* SELECTED TEXT:

Despite the constitutional precepts on the sanctity and inviolability of marriage and protection for the family, the Constitution by not prohibiting absolute divorce recognizes that marriage is basically a social institution which is vulnerable to human frailties which destroy beyond repair marriages.  

No less than the commissioners of the 1986 Constitutional Commission led by Fr. Joaquin Bernas had a unanimous consensus that Congress can enact an absolute divorce law. 

Following are the relevant proceedings in the Constitutional Commission:

“FR. BERNAS. Just one question, and I am not sure if it has been categorically answered. I refer specifically to the proposal of Commissioner Gascon. Is this to be understood as a prohibition of a general law on divorce? His intention is to make this a prohibition so that the legislature cannot pass a divorce law? 

“MR. GASCON. Mr. Presiding Officer, that was not primarily my intention. My intention was primarily to encourage the social institution of marriage, but not necessarily discourage divorce. But now that he mentioned the issue of divorce, my personal opinion is to discourage it, Mr. Presiding Officer. 

“FR. BERNAS. No. My question is more categorical. Does this carry the meaning of prohibiting a divorce law? 

“MR. GASCON. No, Mr. Presiding Officer. 

“FR. BERNAS. Thank you.”

In a subsequent proceeding, the following exchange transpired between Commissioners Jose Bengzon and Maria Teresa Nieva:

“MR. BENGZON. Will this in any way preclude Congress from approving a law on divorce? 

“MS. NIEVA. We discussed that yesterday and I think we reiterated that it does not. 

“MR. BENGZON. It does not. 

“MS. NIEVA. No.

* MATERIAL:

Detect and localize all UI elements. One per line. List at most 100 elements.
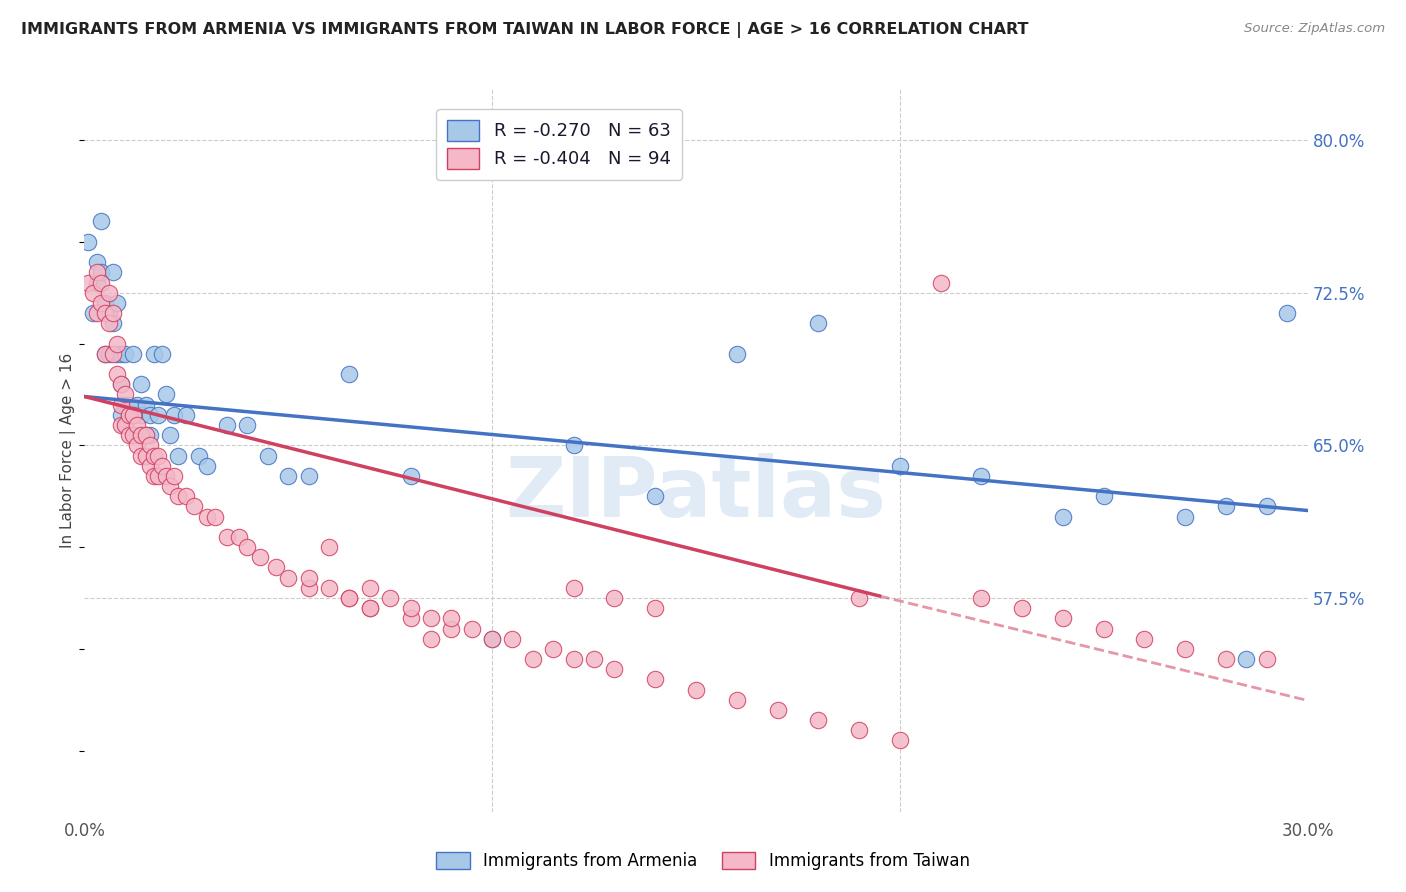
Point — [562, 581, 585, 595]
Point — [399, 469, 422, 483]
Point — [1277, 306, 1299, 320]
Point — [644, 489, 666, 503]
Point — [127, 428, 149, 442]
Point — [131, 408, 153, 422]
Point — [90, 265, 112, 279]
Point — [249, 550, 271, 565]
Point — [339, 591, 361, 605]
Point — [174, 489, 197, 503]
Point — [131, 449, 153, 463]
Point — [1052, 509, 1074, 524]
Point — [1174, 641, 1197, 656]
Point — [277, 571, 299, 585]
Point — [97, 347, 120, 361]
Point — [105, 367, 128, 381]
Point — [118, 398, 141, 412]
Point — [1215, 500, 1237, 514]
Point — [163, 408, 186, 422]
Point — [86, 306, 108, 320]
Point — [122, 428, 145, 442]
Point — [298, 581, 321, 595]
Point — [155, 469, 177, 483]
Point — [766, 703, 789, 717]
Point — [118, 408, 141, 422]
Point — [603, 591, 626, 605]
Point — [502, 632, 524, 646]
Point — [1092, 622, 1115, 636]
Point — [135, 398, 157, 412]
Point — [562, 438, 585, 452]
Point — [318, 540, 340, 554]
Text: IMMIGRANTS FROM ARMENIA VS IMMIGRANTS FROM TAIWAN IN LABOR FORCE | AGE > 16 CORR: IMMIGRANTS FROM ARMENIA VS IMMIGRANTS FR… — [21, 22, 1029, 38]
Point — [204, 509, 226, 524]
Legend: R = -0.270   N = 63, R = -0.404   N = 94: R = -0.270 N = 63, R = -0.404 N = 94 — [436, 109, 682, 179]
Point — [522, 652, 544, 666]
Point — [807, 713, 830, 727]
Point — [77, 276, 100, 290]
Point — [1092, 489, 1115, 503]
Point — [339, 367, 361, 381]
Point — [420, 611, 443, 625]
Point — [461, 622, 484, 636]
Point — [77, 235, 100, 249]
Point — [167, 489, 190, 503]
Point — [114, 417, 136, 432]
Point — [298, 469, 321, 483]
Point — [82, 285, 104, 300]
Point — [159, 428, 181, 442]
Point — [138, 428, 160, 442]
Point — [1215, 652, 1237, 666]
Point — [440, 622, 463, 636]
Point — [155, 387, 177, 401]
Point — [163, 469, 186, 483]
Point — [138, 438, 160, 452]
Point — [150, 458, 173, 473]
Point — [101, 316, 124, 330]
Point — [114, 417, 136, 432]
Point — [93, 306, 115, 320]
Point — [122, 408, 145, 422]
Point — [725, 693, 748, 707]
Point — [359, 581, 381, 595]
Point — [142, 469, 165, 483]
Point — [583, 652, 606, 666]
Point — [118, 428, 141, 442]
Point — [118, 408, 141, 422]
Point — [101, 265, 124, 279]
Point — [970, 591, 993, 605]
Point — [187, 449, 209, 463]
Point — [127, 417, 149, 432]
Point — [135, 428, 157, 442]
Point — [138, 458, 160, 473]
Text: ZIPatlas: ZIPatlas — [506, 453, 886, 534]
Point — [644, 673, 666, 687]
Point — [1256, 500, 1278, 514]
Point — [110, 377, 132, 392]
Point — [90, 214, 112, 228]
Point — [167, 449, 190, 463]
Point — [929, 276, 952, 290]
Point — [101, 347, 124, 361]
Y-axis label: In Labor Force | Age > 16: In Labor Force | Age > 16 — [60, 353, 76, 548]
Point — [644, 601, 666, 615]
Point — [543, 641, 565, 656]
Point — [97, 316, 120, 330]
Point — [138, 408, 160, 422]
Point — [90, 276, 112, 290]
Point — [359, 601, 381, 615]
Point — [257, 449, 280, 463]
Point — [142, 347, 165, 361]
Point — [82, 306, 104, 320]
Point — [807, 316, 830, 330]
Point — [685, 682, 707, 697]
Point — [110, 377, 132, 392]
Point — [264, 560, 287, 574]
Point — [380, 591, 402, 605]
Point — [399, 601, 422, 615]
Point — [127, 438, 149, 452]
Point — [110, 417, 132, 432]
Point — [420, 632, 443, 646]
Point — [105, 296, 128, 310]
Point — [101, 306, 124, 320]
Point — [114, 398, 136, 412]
==
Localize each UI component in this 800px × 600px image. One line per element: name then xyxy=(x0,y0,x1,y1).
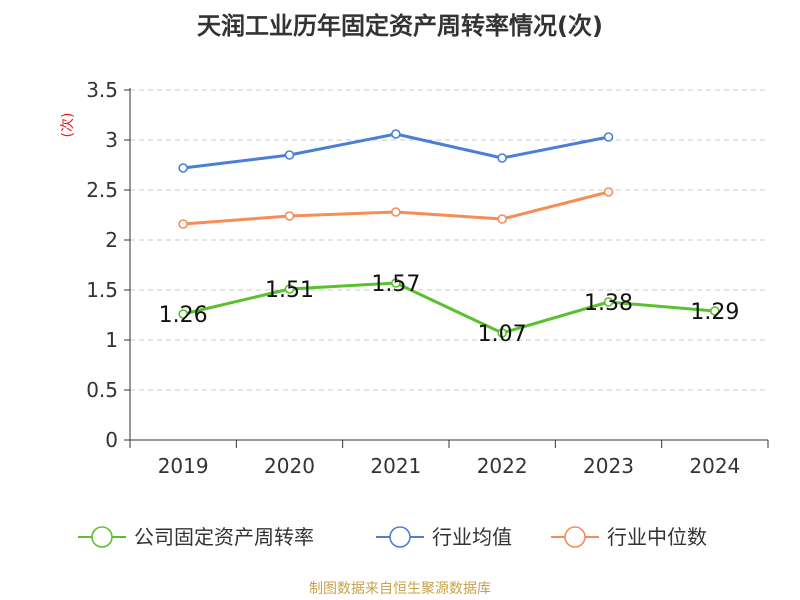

* THE EXERCISE:
Carry on the passage about the 1986 Constitutional Commission's debate on a divorce law, picking up right after its last line.

* ANSWER TO THIS TASK:
“MR. BENGZON. So, even if this section or this sentence is approved, Congress will still have every right to pass a divorce law under certain circumstances as it may deem fit.” 

It should be underscored that no Commissioner posited a dissenting view. This was the contemporaneous construction of the Commissioners on allowing the Congress to enact a divorce law despite the postulates on marriage and the family under the Constitution.

In fact, Muslim Filipinos who are covered by the Constitution are granted the right to divorce and remarry. Moreover, the Family Code itself provides for relative divorce by judicially recognizing the separation of spouses from bed and board without the right to remarry. The ban on absolute divorce with the right to remarry spawns sinners, criminals and crimes as separated spouses cohabit with other partners in adultery and concubinage and give birth to hundreds of thousands of illegitimate children. 

The sanctity of marriage does not institute an iron-clad union which fetters, impairs and destroys.

Couples who are married under Catholic rites who separate do not commit sacrilege or sin. 

Moreover, even the Catholic Church has its own its canonical divorce, which is euphemistically called “dissolution of marriage” based on psychological incapacity.

The fact that all Catholic countries worldwide, expect the Philippine and the Vatican, have legalized divorce is a veritable testament that divorce does not infringe on the doctrine of the Catholic Church.

No less than Jesus Christ in the Bible allowed a husband to divorce an unchaste wife, and St. Paul permitted a believer to divorce a non-believer who has deserted him.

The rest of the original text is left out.